## What to produce
Repeat all of the material below exactly as written, images excluded.

## Provided records
--- Start ---

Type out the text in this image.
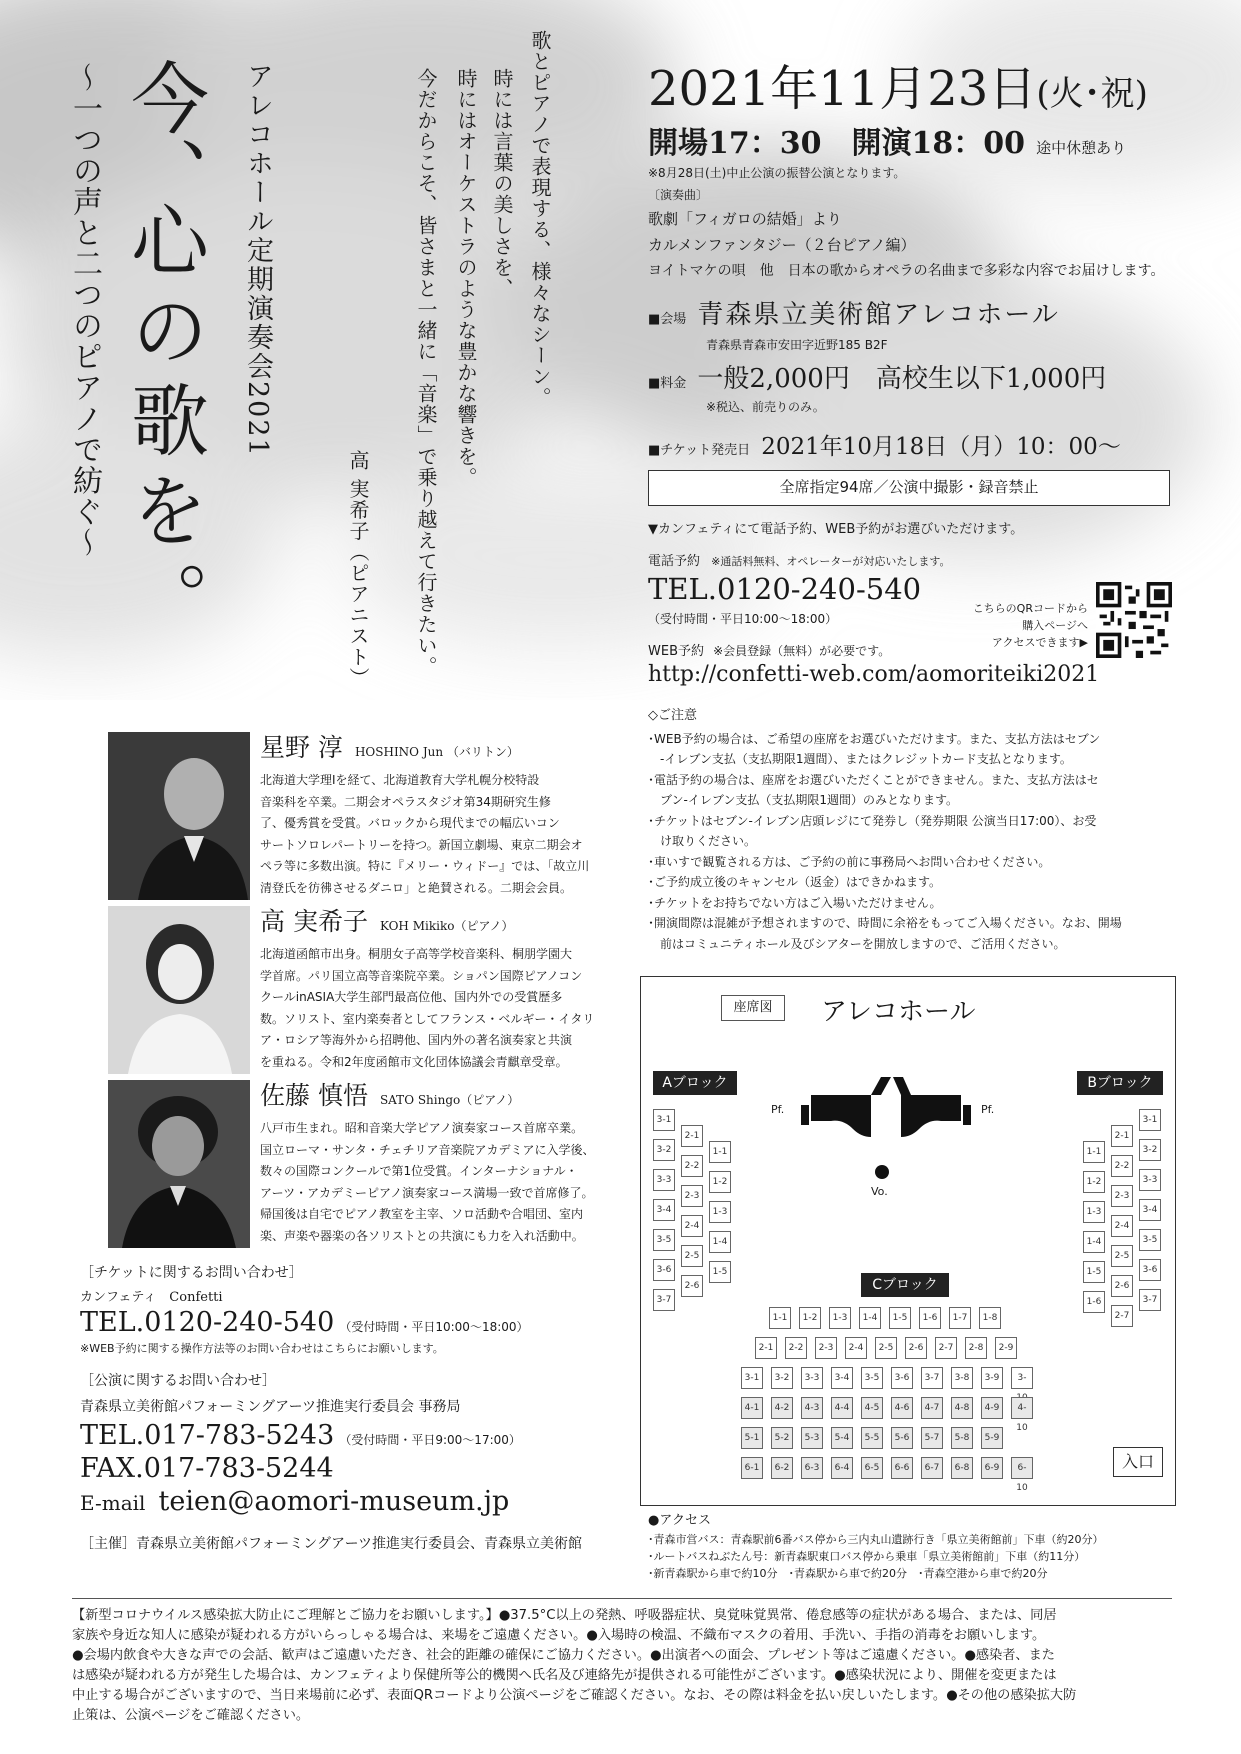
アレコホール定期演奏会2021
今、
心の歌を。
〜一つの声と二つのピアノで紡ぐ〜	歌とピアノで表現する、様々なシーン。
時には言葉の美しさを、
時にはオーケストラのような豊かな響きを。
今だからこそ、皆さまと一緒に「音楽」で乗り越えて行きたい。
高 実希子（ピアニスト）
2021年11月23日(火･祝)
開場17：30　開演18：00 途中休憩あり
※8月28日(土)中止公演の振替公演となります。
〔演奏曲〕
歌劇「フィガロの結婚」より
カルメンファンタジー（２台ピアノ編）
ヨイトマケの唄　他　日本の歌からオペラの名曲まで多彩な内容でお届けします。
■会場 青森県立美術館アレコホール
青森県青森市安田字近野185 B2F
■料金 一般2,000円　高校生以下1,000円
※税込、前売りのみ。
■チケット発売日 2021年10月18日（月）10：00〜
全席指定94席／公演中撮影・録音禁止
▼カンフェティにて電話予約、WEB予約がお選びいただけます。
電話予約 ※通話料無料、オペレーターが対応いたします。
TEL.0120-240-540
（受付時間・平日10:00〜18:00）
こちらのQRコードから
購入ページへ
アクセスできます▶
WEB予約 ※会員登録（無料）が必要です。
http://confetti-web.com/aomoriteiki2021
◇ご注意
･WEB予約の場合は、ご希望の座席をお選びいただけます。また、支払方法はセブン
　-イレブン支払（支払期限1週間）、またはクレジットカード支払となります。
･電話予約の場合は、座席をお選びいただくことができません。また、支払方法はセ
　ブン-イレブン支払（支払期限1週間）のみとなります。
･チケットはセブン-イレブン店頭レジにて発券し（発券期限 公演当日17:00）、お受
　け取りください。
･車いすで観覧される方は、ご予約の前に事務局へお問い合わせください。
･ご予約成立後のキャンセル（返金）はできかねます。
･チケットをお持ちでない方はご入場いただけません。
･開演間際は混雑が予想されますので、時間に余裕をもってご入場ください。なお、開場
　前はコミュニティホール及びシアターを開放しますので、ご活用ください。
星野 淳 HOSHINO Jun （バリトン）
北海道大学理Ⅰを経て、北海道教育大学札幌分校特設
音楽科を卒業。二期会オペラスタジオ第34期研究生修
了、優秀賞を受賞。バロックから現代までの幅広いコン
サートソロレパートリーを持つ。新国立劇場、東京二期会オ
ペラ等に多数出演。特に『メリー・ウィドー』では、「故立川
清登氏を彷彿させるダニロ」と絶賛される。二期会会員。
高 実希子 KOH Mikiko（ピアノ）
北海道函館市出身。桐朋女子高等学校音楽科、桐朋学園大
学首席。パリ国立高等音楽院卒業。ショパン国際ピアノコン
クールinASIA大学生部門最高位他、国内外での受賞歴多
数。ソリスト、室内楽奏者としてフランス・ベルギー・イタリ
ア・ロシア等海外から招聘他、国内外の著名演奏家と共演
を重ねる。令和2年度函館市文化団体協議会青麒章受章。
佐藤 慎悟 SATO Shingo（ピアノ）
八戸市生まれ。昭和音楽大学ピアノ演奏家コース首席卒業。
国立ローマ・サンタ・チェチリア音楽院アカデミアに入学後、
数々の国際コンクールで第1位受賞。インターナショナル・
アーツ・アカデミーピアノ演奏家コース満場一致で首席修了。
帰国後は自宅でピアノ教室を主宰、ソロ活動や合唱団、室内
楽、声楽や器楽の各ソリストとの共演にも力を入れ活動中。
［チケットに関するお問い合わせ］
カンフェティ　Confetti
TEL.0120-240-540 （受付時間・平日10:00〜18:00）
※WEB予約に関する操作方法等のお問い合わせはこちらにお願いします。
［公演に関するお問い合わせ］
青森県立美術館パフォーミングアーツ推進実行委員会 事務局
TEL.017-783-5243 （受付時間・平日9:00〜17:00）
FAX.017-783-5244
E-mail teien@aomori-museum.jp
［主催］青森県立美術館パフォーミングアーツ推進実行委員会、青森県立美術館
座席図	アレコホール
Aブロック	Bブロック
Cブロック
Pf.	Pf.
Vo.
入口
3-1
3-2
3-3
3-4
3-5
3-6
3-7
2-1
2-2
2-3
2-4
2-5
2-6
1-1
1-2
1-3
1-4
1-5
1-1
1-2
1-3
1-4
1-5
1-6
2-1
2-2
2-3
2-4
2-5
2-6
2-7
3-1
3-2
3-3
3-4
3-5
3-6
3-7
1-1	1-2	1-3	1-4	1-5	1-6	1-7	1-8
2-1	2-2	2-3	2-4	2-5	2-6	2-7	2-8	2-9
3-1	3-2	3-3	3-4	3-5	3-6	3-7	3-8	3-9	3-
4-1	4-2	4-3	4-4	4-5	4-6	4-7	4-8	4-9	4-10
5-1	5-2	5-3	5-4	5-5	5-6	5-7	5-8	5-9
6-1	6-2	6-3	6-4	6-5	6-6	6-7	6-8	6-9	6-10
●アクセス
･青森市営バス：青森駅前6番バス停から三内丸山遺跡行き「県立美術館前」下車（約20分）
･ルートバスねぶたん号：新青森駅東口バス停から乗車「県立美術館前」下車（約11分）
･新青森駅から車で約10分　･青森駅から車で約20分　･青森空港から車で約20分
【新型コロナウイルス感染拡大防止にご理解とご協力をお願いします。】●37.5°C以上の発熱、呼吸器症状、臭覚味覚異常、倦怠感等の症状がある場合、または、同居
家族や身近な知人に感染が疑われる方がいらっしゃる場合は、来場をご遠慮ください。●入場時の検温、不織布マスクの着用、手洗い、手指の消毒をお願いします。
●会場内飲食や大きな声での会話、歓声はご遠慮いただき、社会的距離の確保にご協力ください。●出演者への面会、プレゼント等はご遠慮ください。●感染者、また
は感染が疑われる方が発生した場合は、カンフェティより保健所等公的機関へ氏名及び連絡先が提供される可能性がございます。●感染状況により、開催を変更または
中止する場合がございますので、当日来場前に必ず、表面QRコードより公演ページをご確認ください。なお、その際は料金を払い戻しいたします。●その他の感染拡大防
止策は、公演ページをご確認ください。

--- End ---

## Reply
Type out the text in this image.
アレコホール定期演奏会2021
今、
心の歌を。
〜一つの声と二つのピアノで紡ぐ〜	歌とピアノで表現する、様々なシーン。
時には言葉の美しさを、
時にはオーケストラのような豊かな響きを。
今だからこそ、皆さまと一緒に「音楽」で乗り越えて行きたい。
高 実希子（ピアニスト）
2021年11月23日(火･祝)
開場17：30　開演18：00 途中休憩あり
※8月28日(土)中止公演の振替公演となります。
〔演奏曲〕
歌劇「フィガロの結婚」より
カルメンファンタジー（２台ピアノ編）
ヨイトマケの唄　他　日本の歌からオペラの名曲まで多彩な内容でお届けします。
■会場 青森県立美術館アレコホール
青森県青森市安田字近野185 B2F
■料金 一般2,000円　高校生以下1,000円
※税込、前売りのみ。
■チケット発売日 2021年10月18日（月）10：00〜
全席指定94席／公演中撮影・録音禁止
▼カンフェティにて電話予約、WEB予約がお選びいただけます。
電話予約 ※通話料無料、オペレーターが対応いたします。
TEL.0120-240-540
（受付時間・平日10:00〜18:00）
こちらのQRコードから
購入ページへ
アクセスできます▶
WEB予約 ※会員登録（無料）が必要です。
http://confetti-web.com/aomoriteiki2021
◇ご注意
･WEB予約の場合は、ご希望の座席をお選びいただけます。また、支払方法はセブン
　-イレブン支払（支払期限1週間）、またはクレジットカード支払となります。
･電話予約の場合は、座席をお選びいただくことができません。また、支払方法はセ
　ブン-イレブン支払（支払期限1週間）のみとなります。
･チケットはセブン-イレブン店頭レジにて発券し（発券期限 公演当日17:00）、お受
　け取りください。
･車いすで観覧される方は、ご予約の前に事務局へお問い合わせください。
･ご予約成立後のキャンセル（返金）はできかねます。
･チケットをお持ちでない方はご入場いただけません。
･開演間際は混雑が予想されますので、時間に余裕をもってご入場ください。なお、開場
　前はコミュニティホール及びシアターを開放しますので、ご活用ください。
星野 淳 HOSHINO Jun （バリトン）
北海道大学理Ⅰを経て、北海道教育大学札幌分校特設
音楽科を卒業。二期会オペラスタジオ第34期研究生修
了、優秀賞を受賞。バロックから現代までの幅広いコン
サートソロレパートリーを持つ。新国立劇場、東京二期会オ
ペラ等に多数出演。特に『メリー・ウィドー』では、「故立川
清登氏を彷彿させるダニロ」と絶賛される。二期会会員。
高 実希子 KOH Mikiko（ピアノ）
北海道函館市出身。桐朋女子高等学校音楽科、桐朋学園大
学首席。パリ国立高等音楽院卒業。ショパン国際ピアノコン
クールinASIA大学生部門最高位他、国内外での受賞歴多
数。ソリスト、室内楽奏者としてフランス・ベルギー・イタリ
ア・ロシア等海外から招聘他、国内外の著名演奏家と共演
を重ねる。令和2年度函館市文化団体協議会青麒章受章。
佐藤 慎悟 SATO Shingo（ピアノ）
八戸市生まれ。昭和音楽大学ピアノ演奏家コース首席卒業。
国立ローマ・サンタ・チェチリア音楽院アカデミアに入学後、
数々の国際コンクールで第1位受賞。インターナショナル・
アーツ・アカデミーピアノ演奏家コース満場一致で首席修了。
帰国後は自宅でピアノ教室を主宰、ソロ活動や合唱団、室内
楽、声楽や器楽の各ソリストとの共演にも力を入れ活動中。
［チケットに関するお問い合わせ］
カンフェティ　Confetti
TEL.0120-240-540 （受付時間・平日10:00〜18:00）
※WEB予約に関する操作方法等のお問い合わせはこちらにお願いします。
［公演に関するお問い合わせ］
青森県立美術館パフォーミングアーツ推進実行委員会 事務局
TEL.017-783-5243 （受付時間・平日9:00〜17:00）
FAX.017-783-5244
E-mail teien@aomori-museum.jp
［主催］青森県立美術館パフォーミングアーツ推進実行委員会、青森県立美術館
座席図	アレコホール
Aブロック	Bブロック
Cブロック
Pf.	Pf.
Vo.
入口
3-1
3-2
3-3
3-4
3-5
3-6
3-7
2-1
2-2
2-3
2-4
2-5
2-6
1-1
1-2
1-3
1-4
1-5
1-1
1-2
1-3
1-4
1-5
1-6
2-1
2-2
2-3
2-4
2-5
2-6
2-7
3-1
3-2
3-3
3-4
3-5
3-6
3-7
1-1	1-2	1-3	1-4	1-5	1-6	1-7	1-8
2-1	2-2	2-3	2-4	2-5	2-6	2-7	2-8	2-9
3-1	3-2	3-3	3-4	3-5	3-6	3-7	3-8	3-9	3-
4-1	4-2	4-3	4-4	4-5	4-6	4-7	4-8	4-9	4-10
5-1	5-2	5-3	5-4	5-5	5-6	5-7	5-8	5-9
6-1	6-2	6-3	6-4	6-5	6-6	6-7	6-8	6-9	6-10
●アクセス
･青森市営バス：青森駅前6番バス停から三内丸山遺跡行き「県立美術館前」下車（約20分）
･ルートバスねぶたん号：新青森駅東口バス停から乗車「県立美術館前」下車（約11分）
･新青森駅から車で約10分　･青森駅から車で約20分　･青森空港から車で約20分
【新型コロナウイルス感染拡大防止にご理解とご協力をお願いします。】●37.5°C以上の発熱、呼吸器症状、臭覚味覚異常、倦怠感等の症状がある場合、または、同居
家族や身近な知人に感染が疑われる方がいらっしゃる場合は、来場をご遠慮ください。●入場時の検温、不織布マスクの着用、手洗い、手指の消毒をお願いします。
●会場内飲食や大きな声での会話、歓声はご遠慮いただき、社会的距離の確保にご協力ください。●出演者への面会、プレゼント等はご遠慮ください。●感染者、また
は感染が疑われる方が発生した場合は、カンフェティより保健所等公的機関へ氏名及び連絡先が提供される可能性がございます。●感染状況により、開催を変更または
中止する場合がございますので、当日来場前に必ず、表面QRコードより公演ページをご確認ください。なお、その際は料金を払い戻しいたします。●その他の感染拡大防
止策は、公演ページをご確認ください。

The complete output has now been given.